## Begin
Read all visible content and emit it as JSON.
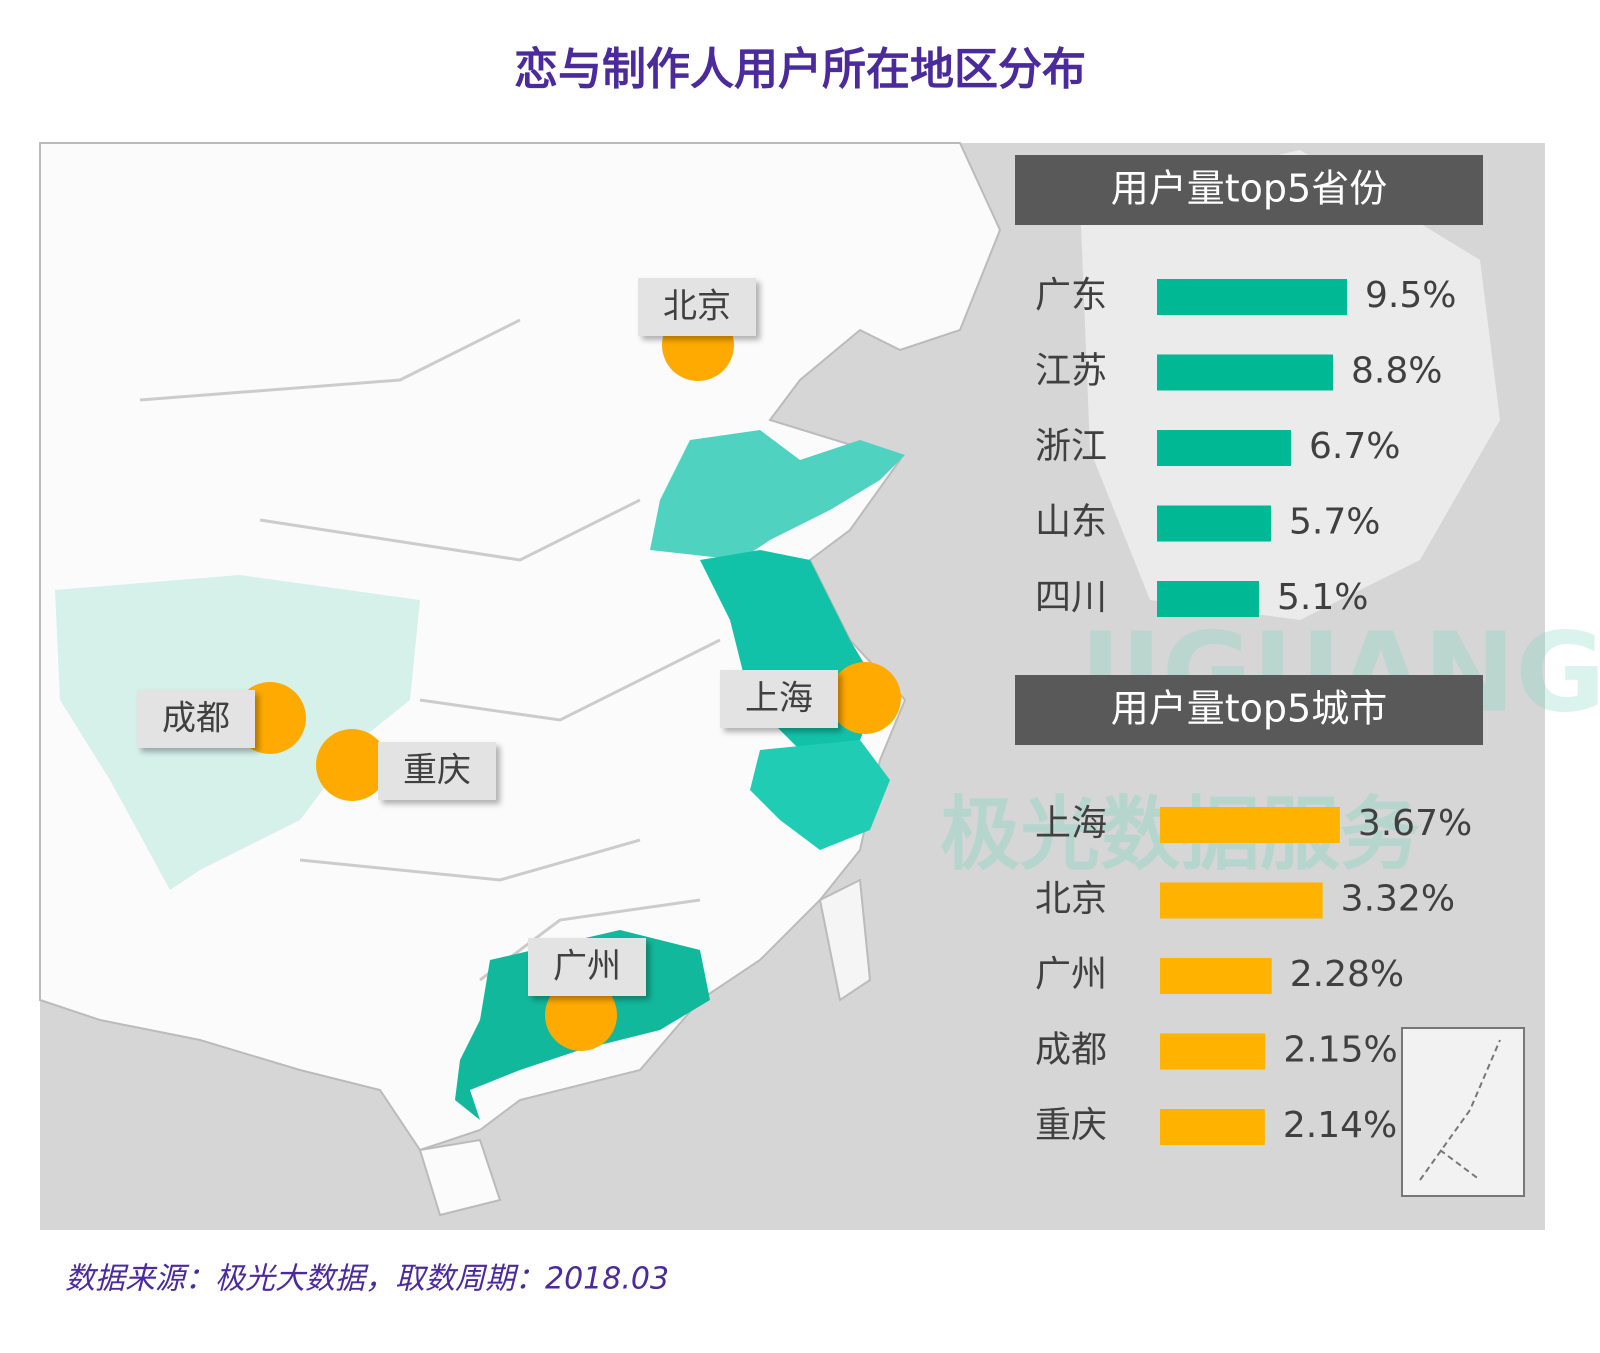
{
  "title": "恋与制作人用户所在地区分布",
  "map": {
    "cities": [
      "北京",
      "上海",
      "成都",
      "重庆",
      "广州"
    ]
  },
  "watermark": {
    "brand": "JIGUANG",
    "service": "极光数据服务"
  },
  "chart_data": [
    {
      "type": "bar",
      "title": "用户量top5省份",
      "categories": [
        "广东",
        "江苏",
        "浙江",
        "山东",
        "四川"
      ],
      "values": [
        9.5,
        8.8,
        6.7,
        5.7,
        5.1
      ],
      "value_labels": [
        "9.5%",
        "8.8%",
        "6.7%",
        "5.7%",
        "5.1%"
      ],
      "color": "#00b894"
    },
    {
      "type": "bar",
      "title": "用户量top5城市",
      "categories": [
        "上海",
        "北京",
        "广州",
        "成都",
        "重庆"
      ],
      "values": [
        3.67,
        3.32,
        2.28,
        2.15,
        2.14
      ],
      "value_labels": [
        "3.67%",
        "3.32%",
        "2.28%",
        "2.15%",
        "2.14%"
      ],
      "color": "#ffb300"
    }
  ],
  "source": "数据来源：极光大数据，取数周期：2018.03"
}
## End
• [EXERCISE DIRECTIONS]:
Give the count of lines containing "title", with no added text.

• [COMPLETE ANSWER]:
3